# EXERCISE DIRECTIONS
Identify the lines that contain the string "海市蜃楼" and copy all of them.

# DATA IN THIS EXERCISE
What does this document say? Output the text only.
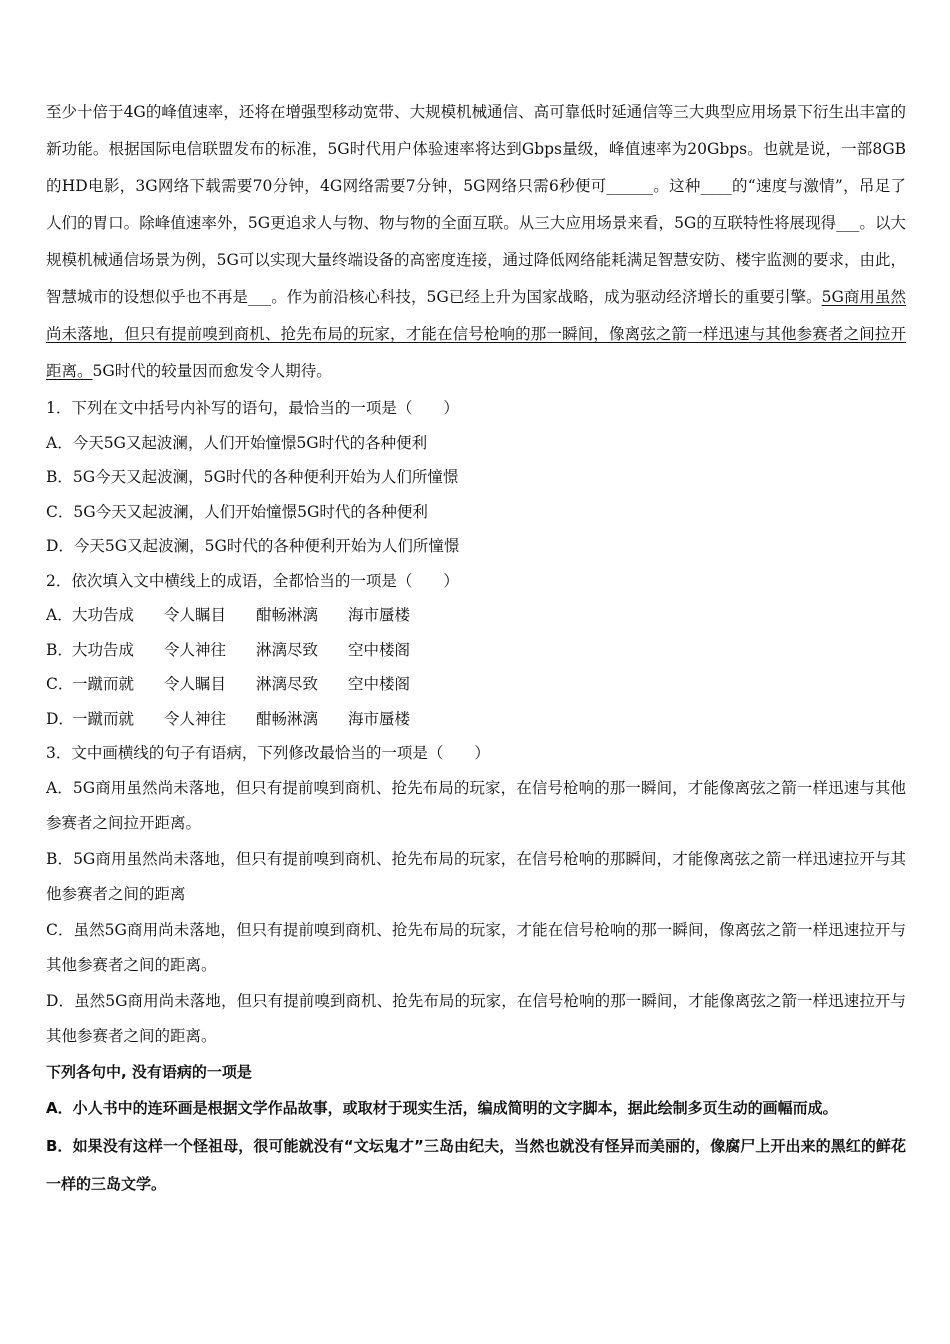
至少十倍于4G的峰值速率，还将在增强型移动宽带、大规模机械通信、高可靠低时延通信等三大典型应用场景下衍生出丰富的新功能。根据国际电信联盟发布的标准，5G时代用户体验速率将达到Gbps量级，峰值速率为20Gbps。也就是说，一部8GB的HD电影，3G网络下载需要70分钟，4G网络需要7分钟，5G网络只需6秒便可______。这种____的“速度与激情”，吊足了人们的胃口。除峰值速率外，5G更追求人与物、物与物的全面互联。从三大应用场景来看，5G的互联特性将展现得___。以大规模机械通信场景为例，5G可以实现大量终端设备的高密度连接，通过降低网络能耗满足智慧安防、楼宇监测的要求，由此，智慧城市的设想似乎也不再是___。作为前沿核心科技，5G已经上升为国家战略，成为驱动经济增长的重要引擎。5G商用虽然尚未落地，但只有提前嗅到商机、抢先布局的玩家，才能在信号枪响的那一瞬间，像离弦之箭一样迅速与其他参赛者之间拉开距离。5G时代的较量因而愈发令人期待。

1．下列在文中括号内补写的语句，最恰当的一项是（　　）

A．今天5G又起波澜，人们开始憧憬5G时代的各种便利

B．5G今天又起波澜，5G时代的各种便利开始为人们所憧憬

C．5G今天又起波澜，人们开始憧憬5G时代的各种便利

D．今天5G又起波澜，5G时代的各种便利开始为人们所憧憬

2．依次填入文中横线上的成语，全都恰当的一项是（　　）

A．大功告成 令人瞩目 酣畅淋漓 海市蜃楼

B．大功告成 令人神往 淋漓尽致 空中楼阁

C．一蹴而就 令人瞩目 淋漓尽致 空中楼阁

D．一蹴而就 令人神往 酣畅淋漓 海市蜃楼

3．文中画横线的句子有语病，下列修改最恰当的一项是（　　）

A．5G商用虽然尚未落地，但只有提前嗅到商机、抢先布局的玩家，在信号枪响的那一瞬间，才能像离弦之箭一样迅速与其他参赛者之间拉开距离。

B．5G商用虽然尚未落地，但只有提前嗅到商机、抢先布局的玩家，在信号枪响的那瞬间，才能像离弦之箭一样迅速拉开与其他参赛者之间的距离

C．虽然5G商用尚未落地，但只有提前嗅到商机、抢先布局的玩家，才能在信号枪响的那一瞬间，像离弦之箭一样迅速拉开与其他参赛者之间的距离。

D．虽然5G商用尚未落地，但只有提前嗅到商机、抢先布局的玩家，在信号枪响的那一瞬间，才能像离弦之箭一样迅速拉开与其他参赛者之间的距离。

下列各句中, 没有语病的一项是

A．小人书中的连环画是根据文学作品故事，或取材于现实生活，编成简明的文字脚本，据此绘制多页生动的画幅而成。

B．如果没有这样一个怪祖母，很可能就没有“文坛鬼才”三岛由纪夫，当然也就没有怪异而美丽的，像腐尸上开出来的黑红的鲜花一样的三岛文学。
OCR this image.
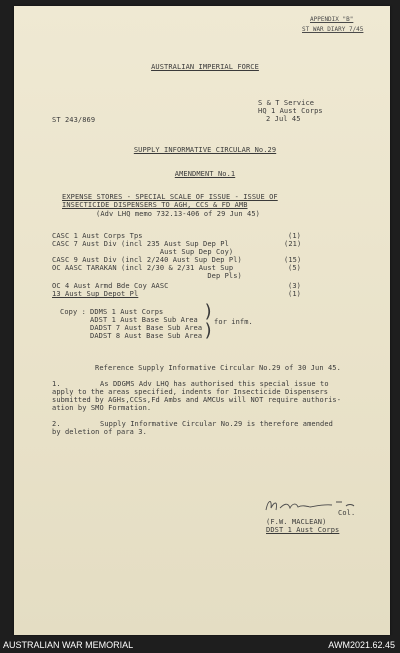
APPENDIX "B"
ST WAR DIARY 7/45
AUSTRALIAN IMPERIAL FORCE
S & T Service
HQ 1 Aust Corps
ST 243/869	2 Jul 45
SUPPLY INFORMATIVE CIRCULAR No.29
AMENDMENT No.1
EXPENSE STORES - SPECIAL SCALE OF ISSUE - ISSUE OF
INSECTICIDE DISPENSERS TO AGH, CCS & FD AMB
(Adv LHQ memo 732.13-406 of 29 Jun 45)
CASC 1 Aust Corps Tps	(1)
CASC 7 Aust Div (incl 235 Aust Sup Dep Pl	(21)
Aust Sup Dep Coy)
CASC 9 Aust Div (incl 2/240 Aust Sup Dep Pl)	(15)
OC AASC TARAKAN (incl 2/30 & 2/31 Aust Sup	(5)
Dep Pls)
OC 4 Aust Armd Bde Coy AASC	(3)
13 Aust Sup Depot Pl	(1)
Copy : DDMS 1 Aust Corps
ADST 1 Aust Base Sub Area
DADST 7 Aust Base Sub Area
DADST 8 Aust Base Sub Area
)
) for infm.
Reference Supply Informative Circular No.29 of 30 Jun 45.
1.	As DDGMS Adv LHQ has authorised this special issue to
apply to the areas specified, indents for Insecticide Dispensers
submitted by AGHs,CCSs,Fd Ambs and AMCUs will NOT require authoris-
ation by SMO Formation.
2.	Supply Informative Circular No.29 is therefore amended
by deletion of para 3.
Col.
(F.W. MACLEAN)
DDST 1 Aust Corps
AUSTRALIAN WAR MEMORIAL	AWM2021.62.45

# COMPLETE RESPONSE
A．大功告成 令人瞩目 酣畅淋漓 海市蜃楼
D．一蹴而就 令人神往 酣畅淋漓 海市蜃楼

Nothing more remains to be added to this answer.